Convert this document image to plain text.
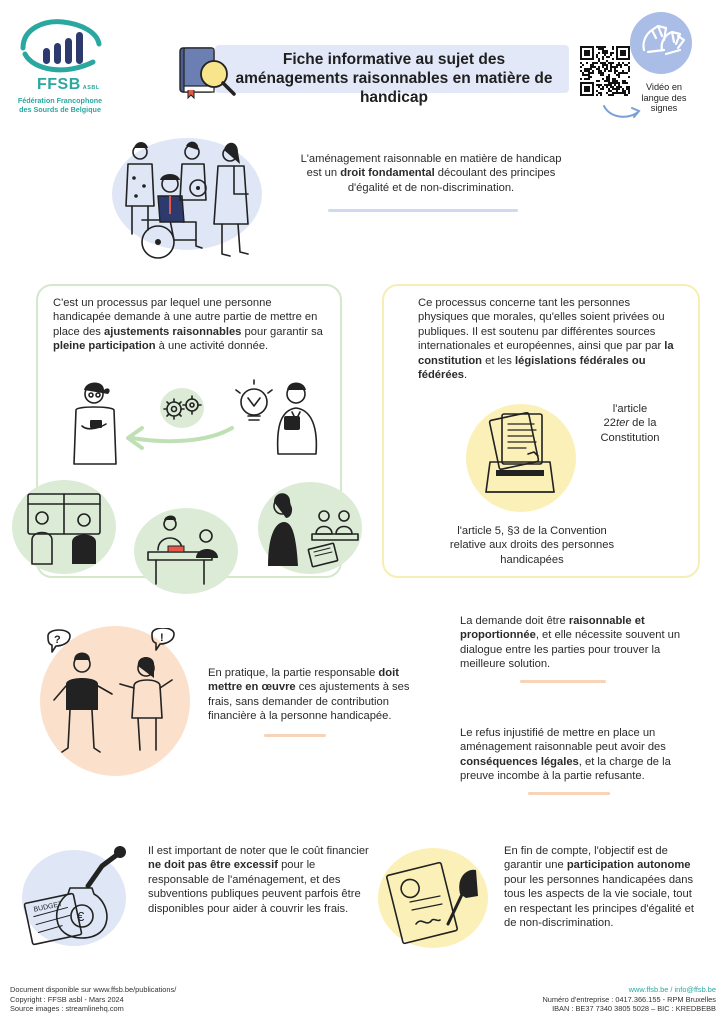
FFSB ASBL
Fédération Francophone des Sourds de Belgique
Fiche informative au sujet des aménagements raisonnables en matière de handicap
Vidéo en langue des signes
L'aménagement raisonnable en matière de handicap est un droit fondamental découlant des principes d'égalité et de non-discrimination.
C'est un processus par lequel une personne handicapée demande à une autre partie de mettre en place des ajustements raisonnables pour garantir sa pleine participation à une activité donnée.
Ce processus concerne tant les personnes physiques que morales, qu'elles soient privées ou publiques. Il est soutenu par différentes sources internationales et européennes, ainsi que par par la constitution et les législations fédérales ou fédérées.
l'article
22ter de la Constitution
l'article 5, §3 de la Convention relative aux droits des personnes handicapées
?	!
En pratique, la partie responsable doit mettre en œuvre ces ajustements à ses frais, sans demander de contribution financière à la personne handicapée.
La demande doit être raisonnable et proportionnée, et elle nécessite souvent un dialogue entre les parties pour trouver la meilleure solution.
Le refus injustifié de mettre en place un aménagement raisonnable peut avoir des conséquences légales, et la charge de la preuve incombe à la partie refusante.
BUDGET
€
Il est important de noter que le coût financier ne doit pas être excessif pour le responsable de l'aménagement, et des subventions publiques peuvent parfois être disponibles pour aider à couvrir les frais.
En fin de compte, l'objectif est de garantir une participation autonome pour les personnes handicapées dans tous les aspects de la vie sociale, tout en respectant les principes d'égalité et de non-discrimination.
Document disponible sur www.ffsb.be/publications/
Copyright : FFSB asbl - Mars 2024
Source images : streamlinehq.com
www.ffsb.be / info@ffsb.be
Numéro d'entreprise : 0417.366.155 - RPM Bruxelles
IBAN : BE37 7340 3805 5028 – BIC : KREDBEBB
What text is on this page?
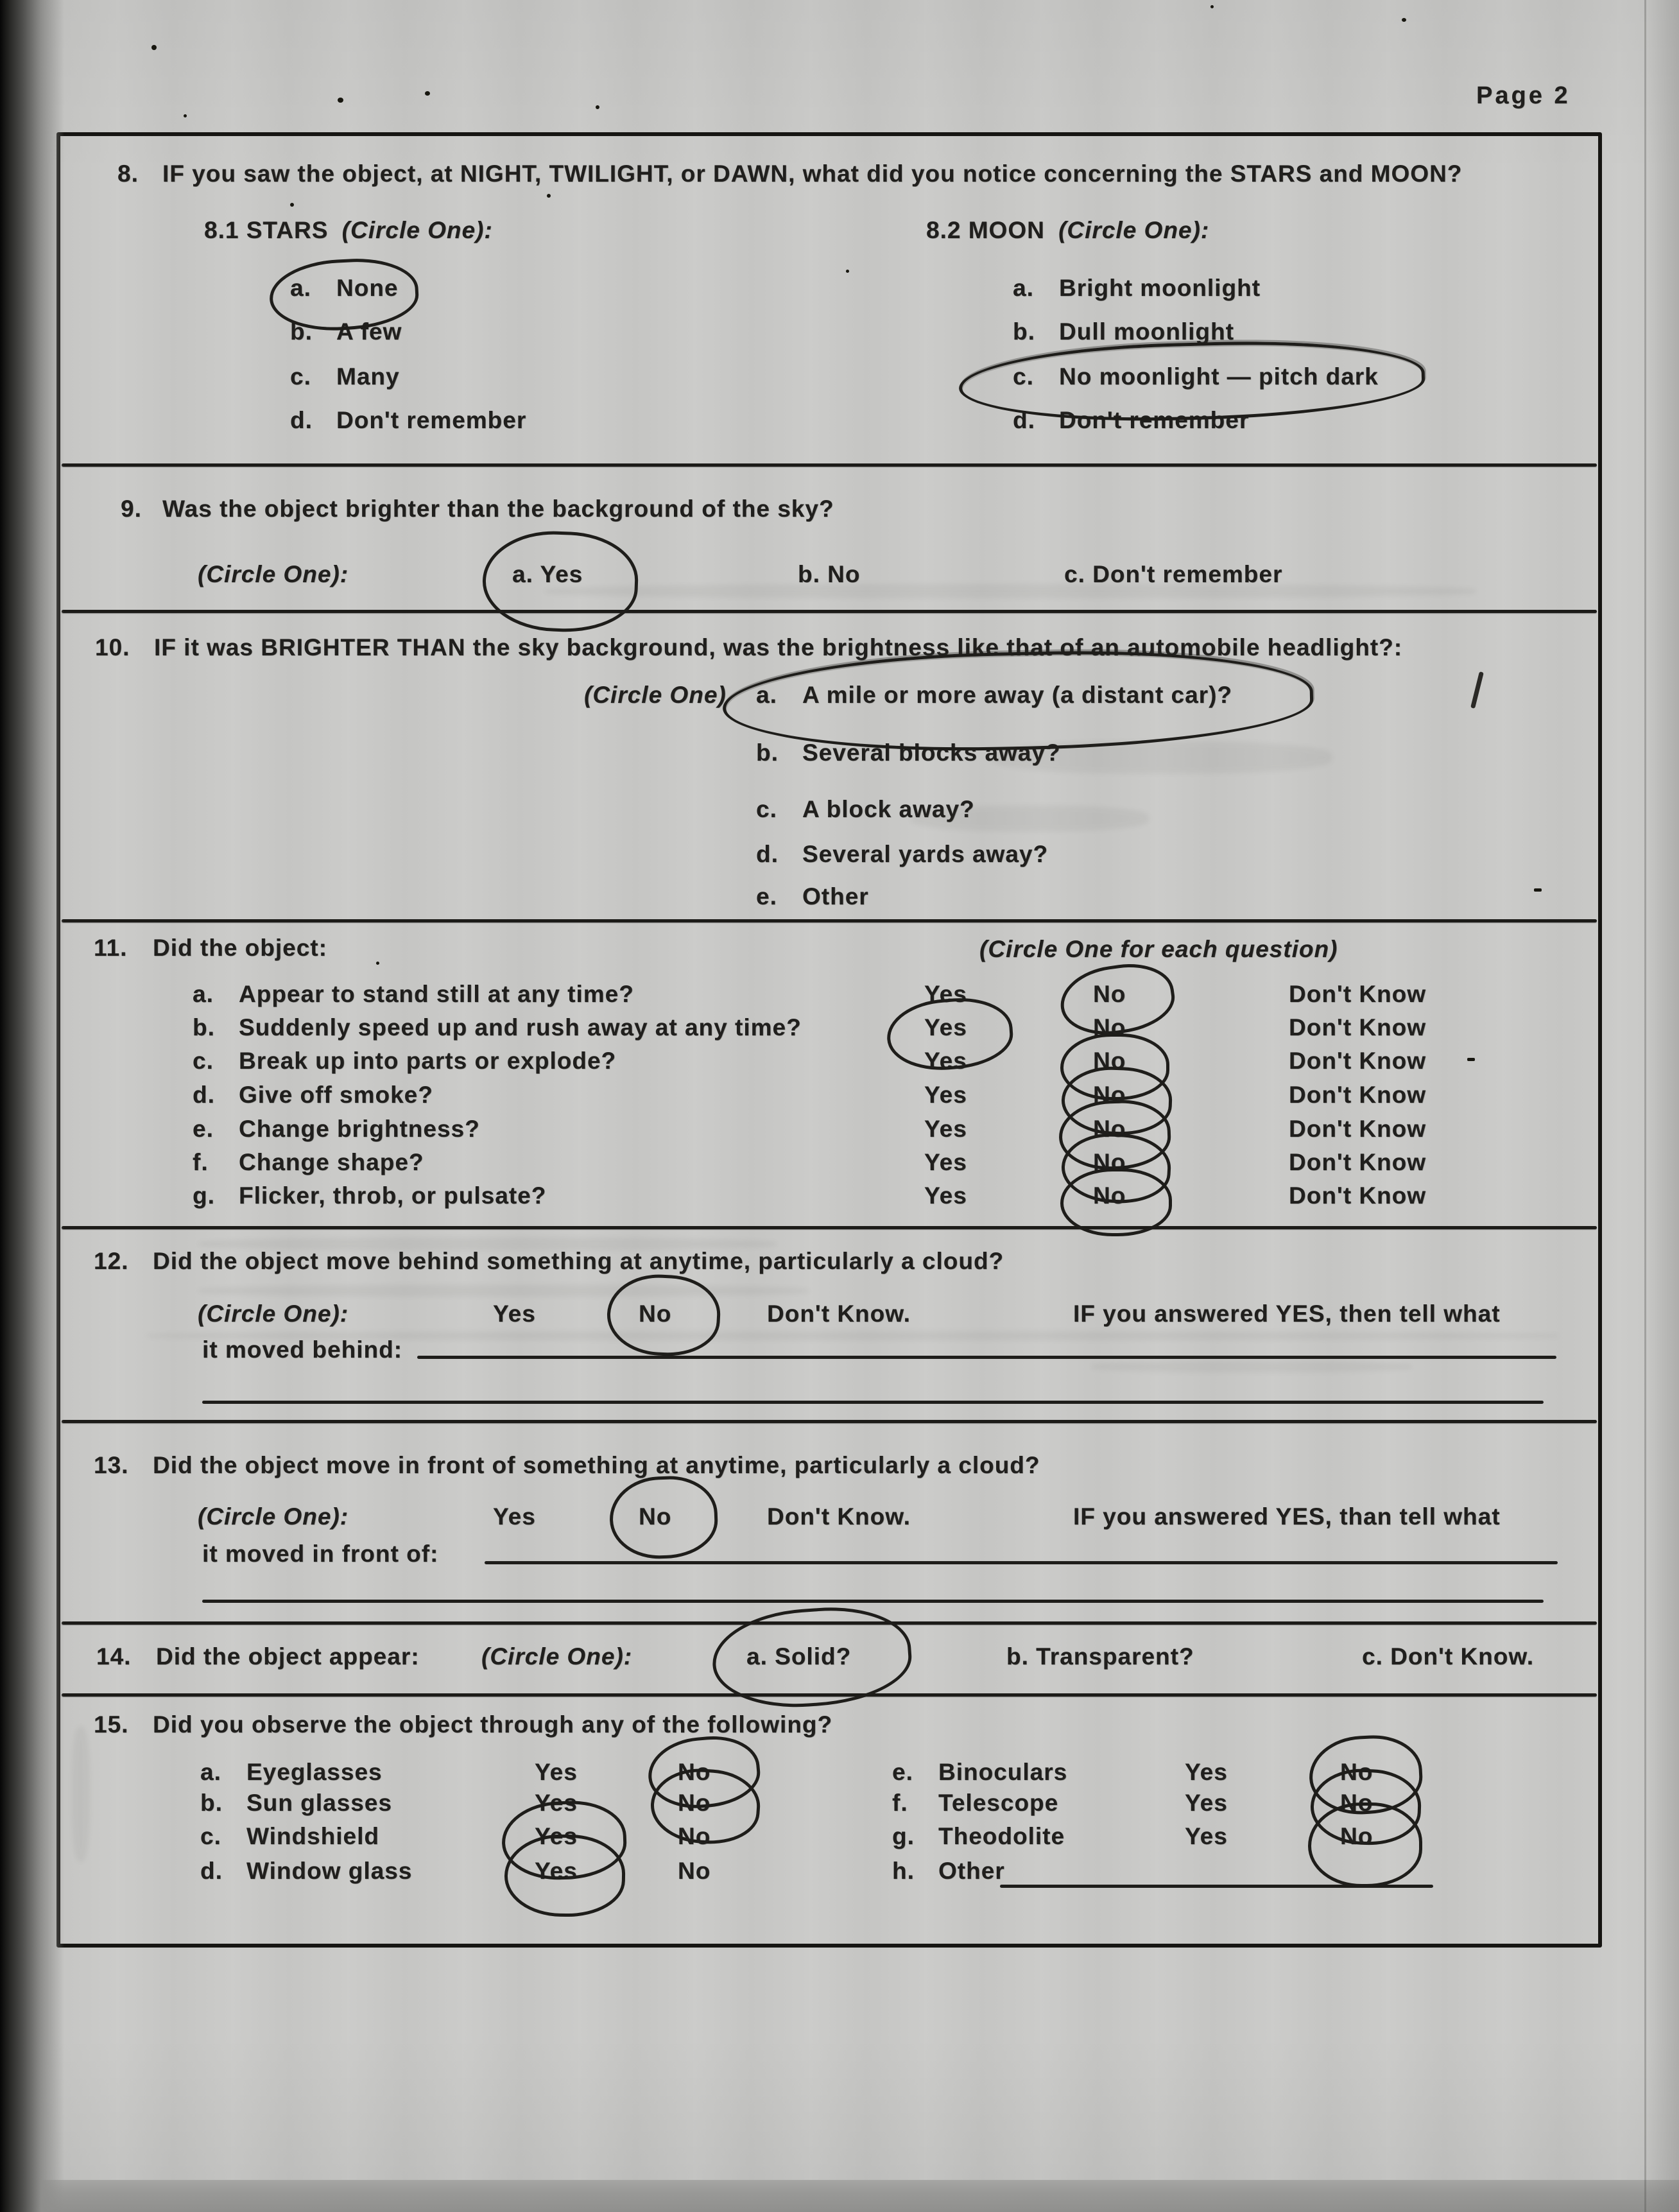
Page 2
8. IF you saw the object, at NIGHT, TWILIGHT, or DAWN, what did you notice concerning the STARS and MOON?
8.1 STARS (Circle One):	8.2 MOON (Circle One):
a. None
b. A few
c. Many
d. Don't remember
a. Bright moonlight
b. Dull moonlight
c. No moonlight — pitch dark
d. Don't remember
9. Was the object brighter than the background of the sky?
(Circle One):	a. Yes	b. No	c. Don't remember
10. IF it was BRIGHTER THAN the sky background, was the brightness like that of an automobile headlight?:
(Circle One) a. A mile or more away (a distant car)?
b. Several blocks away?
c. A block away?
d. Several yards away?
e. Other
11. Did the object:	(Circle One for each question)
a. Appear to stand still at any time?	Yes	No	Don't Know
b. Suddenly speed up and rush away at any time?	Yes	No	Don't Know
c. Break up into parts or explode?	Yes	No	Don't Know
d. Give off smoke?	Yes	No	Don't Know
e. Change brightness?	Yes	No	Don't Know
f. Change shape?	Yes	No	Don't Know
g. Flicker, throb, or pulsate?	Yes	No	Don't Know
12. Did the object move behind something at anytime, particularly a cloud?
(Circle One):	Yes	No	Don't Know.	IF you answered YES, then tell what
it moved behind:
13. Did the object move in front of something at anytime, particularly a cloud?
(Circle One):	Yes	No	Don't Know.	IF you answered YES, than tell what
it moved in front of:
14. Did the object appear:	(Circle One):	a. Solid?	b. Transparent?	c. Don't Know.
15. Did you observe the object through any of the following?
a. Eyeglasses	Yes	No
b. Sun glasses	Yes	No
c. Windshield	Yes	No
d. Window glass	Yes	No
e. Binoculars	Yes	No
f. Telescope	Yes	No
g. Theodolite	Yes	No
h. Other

Problem:
Pictures stay out; reproduce every line of the records exactly.

Correct response:
Convert this document image to plain text.
FFSB ASBL
Fédération Francophone des Sourds de Belgique
Fiche informative au sujet des aménagements raisonnables en matière de handicap
Vidéo en langue des signes
L'aménagement raisonnable en matière de handicap est un droit fondamental découlant des principes d'égalité et de non-discrimination.
C'est un processus par lequel une personne handicapée demande à une autre partie de mettre en place des ajustements raisonnables pour garantir sa pleine participation à une activité donnée.
Ce processus concerne tant les personnes physiques que morales, qu'elles soient privées ou publiques. Il est soutenu par différentes sources internationales et européennes, ainsi que par par la constitution et les législations fédérales ou fédérées.
l'article
22ter de la Constitution
l'article 5, §3 de la Convention relative aux droits des personnes handicapées
?	!
En pratique, la partie responsable doit mettre en œuvre ces ajustements à ses frais, sans demander de contribution financière à la personne handicapée.
La demande doit être raisonnable et proportionnée, et elle nécessite souvent un dialogue entre les parties pour trouver la meilleure solution.
Le refus injustifié de mettre en place un aménagement raisonnable peut avoir des conséquences légales, et la charge de la preuve incombe à la partie refusante.
BUDGET
€
Il est important de noter que le coût financier ne doit pas être excessif pour le responsable de l'aménagement, et des subventions publiques peuvent parfois être disponibles pour aider à couvrir les frais.
En fin de compte, l'objectif est de garantir une participation autonome pour les personnes handicapées dans tous les aspects de la vie sociale, tout en respectant les principes d'égalité et de non-discrimination.
Document disponible sur www.ffsb.be/publications/
Copyright : FFSB asbl - Mars 2024
Source images : streamlinehq.com
www.ffsb.be / info@ffsb.be
Numéro d'entreprise : 0417.366.155 - RPM Bruxelles
IBAN : BE37 7340 3805 5028 – BIC : KREDBEBB
What text is on this page?
Page 2
8. IF you saw the object, at NIGHT, TWILIGHT, or DAWN, what did you notice concerning the STARS and MOON?
8.1 STARS (Circle One):	8.2 MOON (Circle One):
a. None
b. A few
c. Many
d. Don't remember
a. Bright moonlight
b. Dull moonlight
c. No moonlight — pitch dark
d. Don't remember
9. Was the object brighter than the background of the sky?
(Circle One):	a. Yes	b. No	c. Don't remember
10. IF it was BRIGHTER THAN the sky background, was the brightness like that of an automobile headlight?:
(Circle One) a. A mile or more away (a distant car)?
b. Several blocks away?
c. A block away?
d. Several yards away?
e. Other
11. Did the object:	(Circle One for each question)
a. Appear to stand still at any time?	Yes	No	Don't Know
b. Suddenly speed up and rush away at any time?	Yes	No	Don't Know
c. Break up into parts or explode?	Yes	No	Don't Know
d. Give off smoke?	Yes	No	Don't Know
e. Change brightness?	Yes	No	Don't Know
f. Change shape?	Yes	No	Don't Know
g. Flicker, throb, or pulsate?	Yes	No	Don't Know
12. Did the object move behind something at anytime, particularly a cloud?
(Circle One):	Yes	No	Don't Know.	IF you answered YES, then tell what
it moved behind:
13. Did the object move in front of something at anytime, particularly a cloud?
(Circle One):	Yes	No	Don't Know.	IF you answered YES, than tell what
it moved in front of:
14. Did the object appear:	(Circle One):	a. Solid?	b. Transparent?	c. Don't Know.
15. Did you observe the object through any of the following?
a. Eyeglasses	Yes	No
b. Sun glasses	Yes	No
c. Windshield	Yes	No
d. Window glass	Yes	No
e. Binoculars	Yes	No
f. Telescope	Yes	No
g. Theodolite	Yes	No
h. Other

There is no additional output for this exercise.